— start GIVEN RECORDS —
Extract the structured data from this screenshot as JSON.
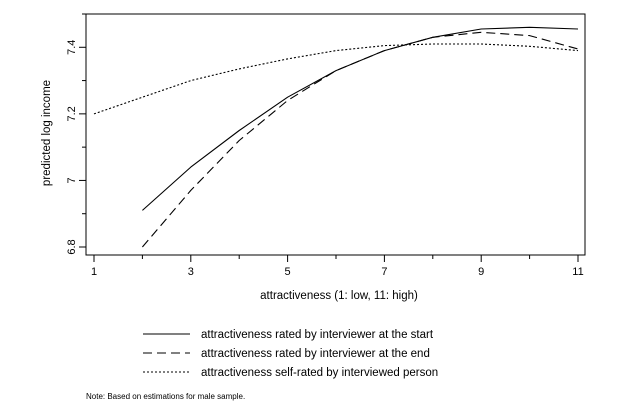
{
  "chart_data": {
    "type": "line",
    "title": "",
    "xlabel": "attractiveness (1: low, 11: high)",
    "ylabel": "predicted log income",
    "xlim": [
      1,
      11
    ],
    "ylim": [
      6.8,
      7.5
    ],
    "xticks": [
      1,
      3,
      5,
      7,
      9,
      11
    ],
    "yticks": [
      6.8,
      7,
      7.2,
      7.4
    ],
    "ytick_labels": [
      "6.8",
      "7",
      "7.2",
      "7.4"
    ],
    "grid": false,
    "legend_position": "bottom",
    "series": [
      {
        "name": "attractiveness rated by interviewer at the start",
        "style": "solid",
        "x": [
          2,
          3,
          4,
          5,
          6,
          7,
          8,
          9,
          10,
          11
        ],
        "values": [
          6.91,
          7.04,
          7.15,
          7.25,
          7.33,
          7.39,
          7.43,
          7.455,
          7.46,
          7.455
        ]
      },
      {
        "name": "attractiveness rated by interviewer at the end",
        "style": "dashed",
        "x": [
          2,
          3,
          4,
          5,
          6,
          7,
          8,
          9,
          10,
          11
        ],
        "values": [
          6.8,
          6.97,
          7.12,
          7.24,
          7.33,
          7.39,
          7.43,
          7.445,
          7.435,
          7.395
        ]
      },
      {
        "name": "attractiveness self-rated by interviewed person",
        "style": "dotted",
        "x": [
          1,
          2,
          3,
          4,
          5,
          6,
          7,
          8,
          9,
          10,
          11
        ],
        "values": [
          7.2,
          7.25,
          7.3,
          7.335,
          7.365,
          7.39,
          7.405,
          7.41,
          7.41,
          7.403,
          7.39
        ]
      }
    ],
    "note": "Note: Based on estimations for male sample."
  }
}
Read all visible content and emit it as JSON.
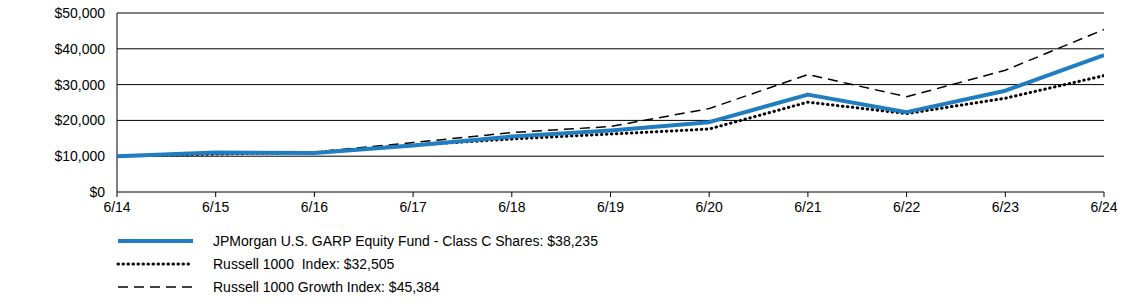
{
  "chart_data": {
    "type": "line",
    "x": [
      "6/14",
      "6/15",
      "6/16",
      "6/17",
      "6/18",
      "6/19",
      "6/20",
      "6/21",
      "6/22",
      "6/23",
      "6/24"
    ],
    "ylim": [
      0,
      50000
    ],
    "yticks": [
      {
        "value": 0,
        "label": "$0"
      },
      {
        "value": 10000,
        "label": "$10,000"
      },
      {
        "value": 20000,
        "label": "$20,000"
      },
      {
        "value": 30000,
        "label": "$30,000"
      },
      {
        "value": 40000,
        "label": "$40,000"
      },
      {
        "value": 50000,
        "label": "$50,000"
      }
    ],
    "grid": true,
    "legend": "bottom-left",
    "series": [
      {
        "name": "JPMorgan U.S. GARP Equity Fund - Class C Shares: $38,235",
        "color": "#1f7dc0",
        "line_style": "solid",
        "values": [
          10000,
          11000,
          10900,
          13000,
          15500,
          17200,
          19500,
          27200,
          22300,
          28300,
          38235
        ]
      },
      {
        "name": "Russell 1000  Index: $32,505",
        "color": "#000000",
        "line_style": "dotted",
        "values": [
          10000,
          10600,
          11000,
          13100,
          14800,
          16200,
          17600,
          25100,
          21900,
          26200,
          32505
        ]
      },
      {
        "name": "Russell 1000 Growth Index: $45,384",
        "color": "#000000",
        "line_style": "dashed",
        "values": [
          10000,
          10700,
          11200,
          13800,
          16600,
          18300,
          23300,
          32800,
          26600,
          34000,
          45384
        ]
      }
    ]
  }
}
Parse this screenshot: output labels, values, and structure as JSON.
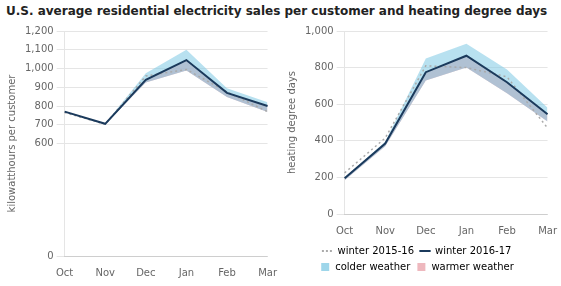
{
  "title": "U.S. average residential electricity sales per customer and heating degree days",
  "chart_data": [
    {
      "type": "line",
      "ylabel": "kilowatthours per customer",
      "categories": [
        "Oct",
        "Nov",
        "Dec",
        "Jan",
        "Feb",
        "Mar"
      ],
      "series": [
        {
          "name": "winter 2015-16",
          "color": "#aaaaaa",
          "line_style": "dotted",
          "values": [
            765,
            703,
            960,
            995,
            875,
            770
          ]
        },
        {
          "name": "winter 2016-17",
          "color": "#1b3a5c",
          "values": [
            770,
            705,
            940,
            1045,
            870,
            800
          ]
        },
        {
          "name": "colder weather",
          "color": "#7ec8e3",
          "type": "area",
          "values": [
            772,
            707,
            975,
            1100,
            895,
            820
          ]
        },
        {
          "name": "warmer weather",
          "color": "#e8a0a8",
          "type": "area",
          "values": [
            768,
            703,
            925,
            990,
            848,
            768
          ]
        }
      ],
      "ylim": [
        0,
        1200
      ],
      "yticks": [
        0,
        600,
        700,
        800,
        900,
        {
          "value": 1000,
          "label": "1,000"
        },
        {
          "value": 1100,
          "label": "1,100"
        },
        {
          "value": 1200,
          "label": "1,200"
        }
      ],
      "grid": true
    },
    {
      "type": "line",
      "ylabel": "heating degree days",
      "categories": [
        "Oct",
        "Nov",
        "Dec",
        "Jan",
        "Feb",
        "Mar"
      ],
      "series": [
        {
          "name": "winter 2015-16",
          "color": "#aaaaaa",
          "line_style": "dotted",
          "values": [
            225,
            415,
            810,
            800,
            750,
            470
          ]
        },
        {
          "name": "winter 2016-17",
          "color": "#1b3a5c",
          "values": [
            195,
            385,
            775,
            865,
            720,
            545
          ]
        },
        {
          "name": "colder weather",
          "color": "#7ec8e3",
          "type": "area",
          "values": [
            200,
            395,
            850,
            930,
            790,
            580
          ]
        },
        {
          "name": "warmer weather",
          "color": "#e8a0a8",
          "type": "area",
          "values": [
            185,
            370,
            730,
            800,
            660,
            505
          ]
        }
      ],
      "ylim": [
        0,
        1000
      ],
      "yticks": [
        0,
        200,
        400,
        600,
        800,
        {
          "value": 1000,
          "label": "1,000"
        }
      ],
      "grid": true,
      "legend": "bottom"
    }
  ]
}
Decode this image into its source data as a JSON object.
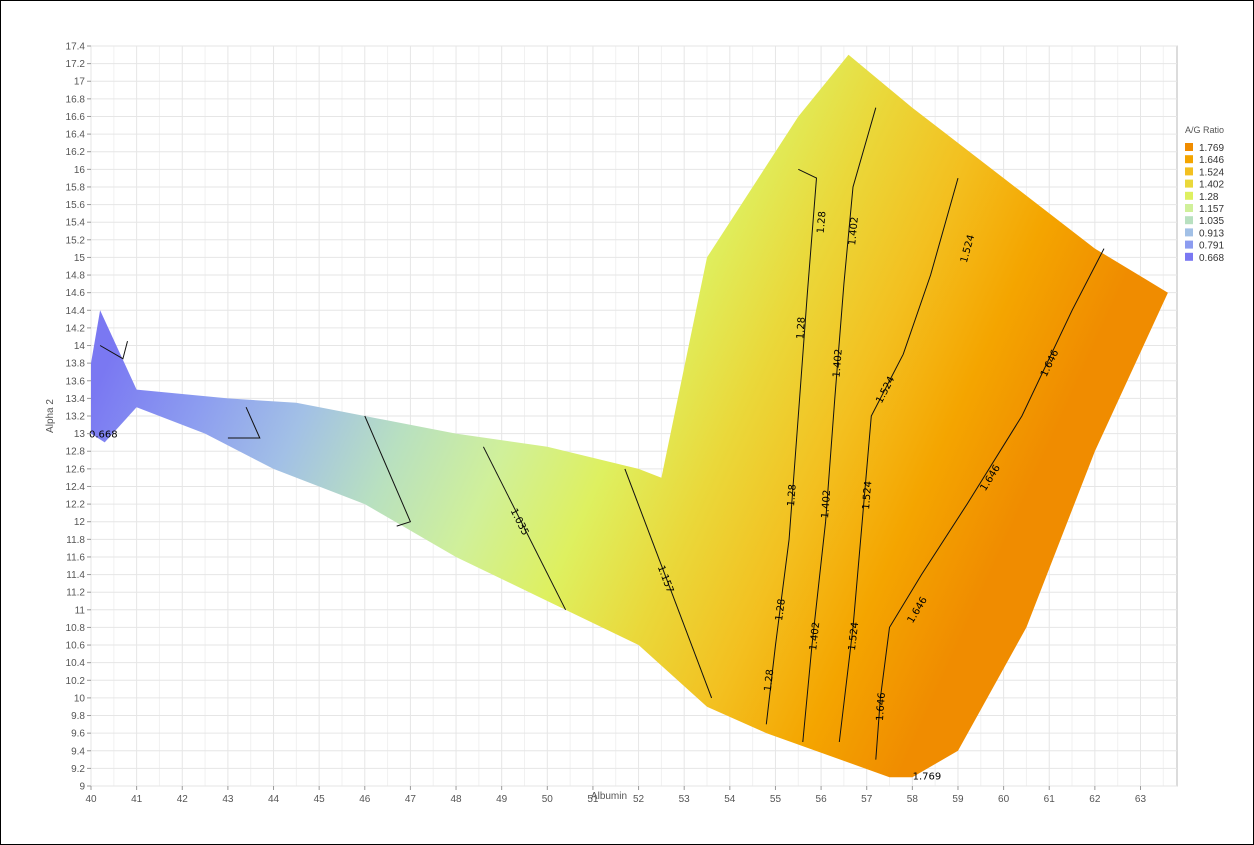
{
  "chart_data": {
    "type": "contour",
    "title": "",
    "xlabel": "Albumin",
    "ylabel": "Alpha 2",
    "xlim": [
      40,
      63.8
    ],
    "ylim": [
      9,
      17.4
    ],
    "x_ticks": [
      40,
      41,
      42,
      43,
      44,
      45,
      46,
      47,
      48,
      49,
      50,
      51,
      52,
      53,
      54,
      55,
      56,
      57,
      58,
      59,
      60,
      61,
      62,
      63
    ],
    "y_ticks": [
      "9",
      "9.2",
      "9.4",
      "9.6",
      "9.8",
      "10",
      "10.2",
      "10.4",
      "10.6",
      "10.8",
      "11",
      "11.2",
      "11.4",
      "11.6",
      "11.8",
      "12",
      "12.2",
      "12.4",
      "12.6",
      "12.8",
      "13",
      "13.2",
      "13.4",
      "13.6",
      "13.8",
      "14",
      "14.2",
      "14.4",
      "14.6",
      "14.8",
      "15",
      "15.2",
      "15.4",
      "15.6",
      "15.8",
      "16",
      "16.2",
      "16.4",
      "16.6",
      "16.8",
      "17",
      "17.2",
      "17.4"
    ],
    "grid": true,
    "legend": {
      "title": "A/G Ratio",
      "position": "right",
      "entries": [
        {
          "label": "1.769",
          "color": "#f08c00"
        },
        {
          "label": "1.646",
          "color": "#f4a500"
        },
        {
          "label": "1.524",
          "color": "#f3c020"
        },
        {
          "label": "1.402",
          "color": "#ead83a"
        },
        {
          "label": "1.28",
          "color": "#def060"
        },
        {
          "label": "1.157",
          "color": "#d0f09a"
        },
        {
          "label": "1.035",
          "color": "#b8e0c0"
        },
        {
          "label": "0.913",
          "color": "#a2c0e6"
        },
        {
          "label": "0.791",
          "color": "#8c9cf0"
        },
        {
          "label": "0.668",
          "color": "#7a78f2"
        }
      ]
    },
    "data_region": [
      [
        40.0,
        13.0
      ],
      [
        40.0,
        13.8
      ],
      [
        40.2,
        14.4
      ],
      [
        41.0,
        13.5
      ],
      [
        43.0,
        13.4
      ],
      [
        44.5,
        13.35
      ],
      [
        46.0,
        13.2
      ],
      [
        48.0,
        13.0
      ],
      [
        50.0,
        12.85
      ],
      [
        52.0,
        12.6
      ],
      [
        52.5,
        12.5
      ],
      [
        53.5,
        15.0
      ],
      [
        55.5,
        16.6
      ],
      [
        56.6,
        17.3
      ],
      [
        58.0,
        16.7
      ],
      [
        60.0,
        15.9
      ],
      [
        62.0,
        15.1
      ],
      [
        63.6,
        14.6
      ],
      [
        62.0,
        12.8
      ],
      [
        60.5,
        10.8
      ],
      [
        59.0,
        9.4
      ],
      [
        58.0,
        9.1
      ],
      [
        57.5,
        9.1
      ],
      [
        54.8,
        9.6
      ],
      [
        53.5,
        9.9
      ],
      [
        52.0,
        10.6
      ],
      [
        50.0,
        11.1
      ],
      [
        48.0,
        11.6
      ],
      [
        46.0,
        12.2
      ],
      [
        44.0,
        12.6
      ],
      [
        42.5,
        13.0
      ],
      [
        41.0,
        13.3
      ],
      [
        40.3,
        12.9
      ]
    ],
    "value_gradient": {
      "axis": [
        {
          "x": 40.0,
          "y": 13.4,
          "value": 0.668
        },
        {
          "x": 57.8,
          "y": 9.2,
          "value": 1.769
        }
      ],
      "stops": [
        {
          "value": 0.668,
          "color": "#7a78f2"
        },
        {
          "value": 0.791,
          "color": "#8c9cf0"
        },
        {
          "value": 0.913,
          "color": "#a2c0e6"
        },
        {
          "value": 1.035,
          "color": "#b8e0c0"
        },
        {
          "value": 1.157,
          "color": "#d0f09a"
        },
        {
          "value": 1.28,
          "color": "#def060"
        },
        {
          "value": 1.402,
          "color": "#ead83a"
        },
        {
          "value": 1.524,
          "color": "#f3c020"
        },
        {
          "value": 1.646,
          "color": "#f4a500"
        },
        {
          "value": 1.769,
          "color": "#f08c00"
        }
      ]
    },
    "contours": [
      {
        "level": "",
        "points": [
          [
            40.2,
            14.0
          ],
          [
            40.7,
            13.85
          ],
          [
            40.8,
            14.05
          ]
        ]
      },
      {
        "level": "",
        "points": [
          [
            43.4,
            13.3
          ],
          [
            43.7,
            12.95
          ],
          [
            43.0,
            12.95
          ]
        ]
      },
      {
        "level": "",
        "points": [
          [
            46.0,
            13.2
          ],
          [
            47.0,
            12.0
          ],
          [
            46.7,
            11.95
          ]
        ]
      },
      {
        "level": "1.035",
        "points": [
          [
            48.6,
            12.85
          ],
          [
            50.4,
            11.0
          ]
        ],
        "label_at": [
          49.4,
          12.0
        ]
      },
      {
        "level": "1.157",
        "points": [
          [
            51.7,
            12.6
          ],
          [
            53.6,
            10.0
          ]
        ],
        "label_at": [
          52.6,
          11.35
        ]
      },
      {
        "level": "1.28",
        "points": [
          [
            55.5,
            16.0
          ],
          [
            55.9,
            15.9
          ],
          [
            55.7,
            14.6
          ],
          [
            55.5,
            13.2
          ],
          [
            55.3,
            11.8
          ],
          [
            55.0,
            10.6
          ],
          [
            54.8,
            9.7
          ]
        ],
        "label_at": [
          [
            56.0,
            15.4
          ],
          [
            55.55,
            14.2
          ],
          [
            55.35,
            12.3
          ],
          [
            55.1,
            11.0
          ],
          [
            54.85,
            10.2
          ]
        ]
      },
      {
        "level": "1.402",
        "points": [
          [
            57.2,
            16.7
          ],
          [
            56.7,
            15.8
          ],
          [
            56.5,
            14.7
          ],
          [
            56.3,
            13.4
          ],
          [
            56.1,
            12.0
          ],
          [
            55.8,
            10.6
          ],
          [
            55.6,
            9.5
          ]
        ],
        "label_at": [
          [
            56.7,
            15.3
          ],
          [
            56.35,
            13.8
          ],
          [
            56.1,
            12.2
          ],
          [
            55.85,
            10.7
          ]
        ]
      },
      {
        "level": "1.524",
        "points": [
          [
            59.0,
            15.9
          ],
          [
            58.4,
            14.8
          ],
          [
            57.8,
            13.9
          ],
          [
            57.1,
            13.2
          ],
          [
            56.9,
            12.0
          ],
          [
            56.7,
            10.8
          ],
          [
            56.4,
            9.5
          ]
        ],
        "label_at": [
          [
            59.2,
            15.1
          ],
          [
            57.4,
            13.5
          ],
          [
            57.0,
            12.3
          ],
          [
            56.7,
            10.7
          ]
        ]
      },
      {
        "level": "1.646",
        "points": [
          [
            62.2,
            15.1
          ],
          [
            61.5,
            14.4
          ],
          [
            60.4,
            13.2
          ],
          [
            59.2,
            12.2
          ],
          [
            58.2,
            11.4
          ],
          [
            57.5,
            10.8
          ],
          [
            57.3,
            10.0
          ],
          [
            57.2,
            9.3
          ]
        ],
        "label_at": [
          [
            61.0,
            13.8
          ],
          [
            59.7,
            12.5
          ],
          [
            58.1,
            11.0
          ],
          [
            57.3,
            9.9
          ]
        ]
      }
    ],
    "annotations": [
      {
        "text": "0.668",
        "x": 40.0,
        "y": 13.0
      },
      {
        "text": "1.769",
        "x": 58.05,
        "y": 9.12
      }
    ]
  }
}
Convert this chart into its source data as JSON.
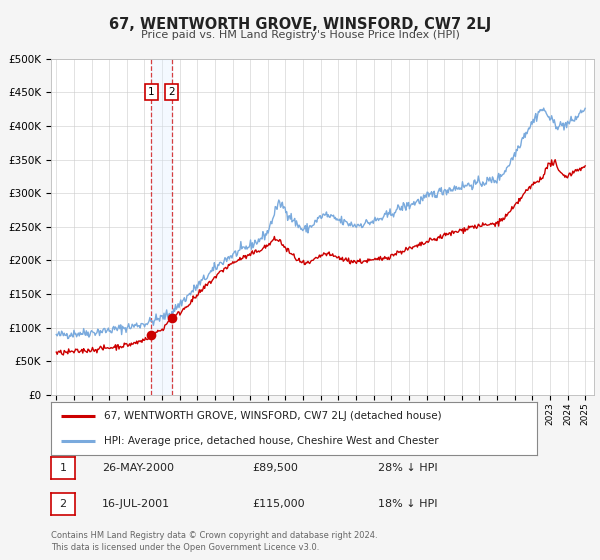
{
  "title": "67, WENTWORTH GROVE, WINSFORD, CW7 2LJ",
  "subtitle": "Price paid vs. HM Land Registry's House Price Index (HPI)",
  "ylim": [
    0,
    500000
  ],
  "yticks": [
    0,
    50000,
    100000,
    150000,
    200000,
    250000,
    300000,
    350000,
    400000,
    450000,
    500000
  ],
  "ytick_labels": [
    "£0",
    "£50K",
    "£100K",
    "£150K",
    "£200K",
    "£250K",
    "£300K",
    "£350K",
    "£400K",
    "£450K",
    "£500K"
  ],
  "xlim_start": 1994.7,
  "xlim_end": 2025.5,
  "xtick_years": [
    1995,
    1996,
    1997,
    1998,
    1999,
    2000,
    2001,
    2002,
    2003,
    2004,
    2005,
    2006,
    2007,
    2008,
    2009,
    2010,
    2011,
    2012,
    2013,
    2014,
    2015,
    2016,
    2017,
    2018,
    2019,
    2020,
    2021,
    2022,
    2023,
    2024,
    2025
  ],
  "bg_color": "#f5f5f5",
  "plot_bg_color": "#ffffff",
  "grid_color": "#cccccc",
  "red_line_color": "#cc0000",
  "blue_line_color": "#7aaadd",
  "vline1_x": 2000.4,
  "vline2_x": 2001.54,
  "vspan_color": "#ddeeff",
  "marker1_x": 2000.4,
  "marker1_y": 89500,
  "marker2_x": 2001.54,
  "marker2_y": 115000,
  "legend_line1": "67, WENTWORTH GROVE, WINSFORD, CW7 2LJ (detached house)",
  "legend_line2": "HPI: Average price, detached house, Cheshire West and Chester",
  "table_row1_num": "1",
  "table_row1_date": "26-MAY-2000",
  "table_row1_price": "£89,500",
  "table_row1_hpi": "28% ↓ HPI",
  "table_row2_num": "2",
  "table_row2_date": "16-JUL-2001",
  "table_row2_price": "£115,000",
  "table_row2_hpi": "18% ↓ HPI",
  "footer": "Contains HM Land Registry data © Crown copyright and database right 2024.\nThis data is licensed under the Open Government Licence v3.0."
}
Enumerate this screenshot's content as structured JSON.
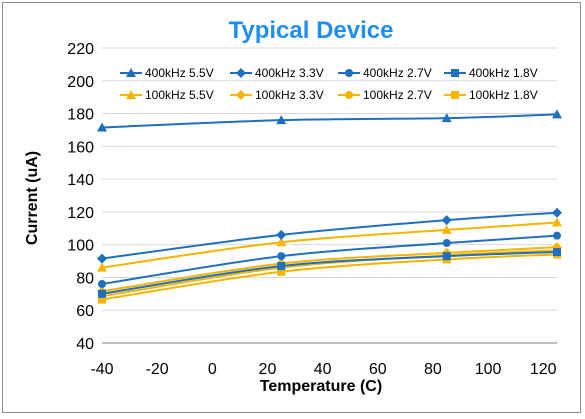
{
  "chart_data": {
    "type": "line",
    "title": "Typical Device",
    "title_color": "#1f8ef1",
    "xlabel": "Temperature (C)",
    "ylabel": "Current (uA)",
    "xlim": [
      -40,
      125
    ],
    "ylim": [
      40,
      220
    ],
    "x_ticks": [
      -40,
      -20,
      0,
      20,
      40,
      60,
      80,
      100,
      120
    ],
    "y_ticks": [
      40,
      60,
      80,
      100,
      120,
      140,
      160,
      180,
      200,
      220
    ],
    "grid": "horizontal",
    "legend_position": "top",
    "x": [
      -40,
      25,
      85,
      125
    ],
    "series": [
      {
        "name": "400kHz 5.5V",
        "color": "#1f6fbf",
        "marker": "triangle",
        "values": [
          171.5,
          176.0,
          177.2,
          179.5
        ]
      },
      {
        "name": "400kHz 3.3V",
        "color": "#1f6fbf",
        "marker": "diamond",
        "values": [
          91.5,
          106.0,
          115.0,
          119.5
        ]
      },
      {
        "name": "400kHz 2.7V",
        "color": "#1f6fbf",
        "marker": "circle",
        "values": [
          76.0,
          93.0,
          101.0,
          105.5
        ]
      },
      {
        "name": "400kHz 1.8V",
        "color": "#1f6fbf",
        "marker": "square",
        "values": [
          70.0,
          87.0,
          93.0,
          95.5
        ]
      },
      {
        "name": "100kHz 5.5V",
        "color": "#f5b400",
        "marker": "triangle",
        "values": [
          86.0,
          101.5,
          109.0,
          113.5
        ]
      },
      {
        "name": "100kHz 3.3V",
        "color": "#f5b400",
        "marker": "diamond",
        "values": [
          71.5,
          88.5,
          95.0,
          98.5
        ]
      },
      {
        "name": "100kHz 2.7V",
        "color": "#f5b400",
        "marker": "circle",
        "values": [
          68.5,
          86.0,
          93.5,
          96.5
        ]
      },
      {
        "name": "100kHz 1.8V",
        "color": "#f5b400",
        "marker": "square",
        "values": [
          66.5,
          83.5,
          91.0,
          94.0
        ]
      }
    ]
  }
}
— end GIVEN RECORDS —
Read through the entries and copy each line in which "level" appears.

        "level": "",
        "level": "",
        "level": "",
        "level": "1.035",
        "level": "1.157",
        "level": "1.28",
        "level": "1.402",
        "level": "1.524",
        "level": "1.646",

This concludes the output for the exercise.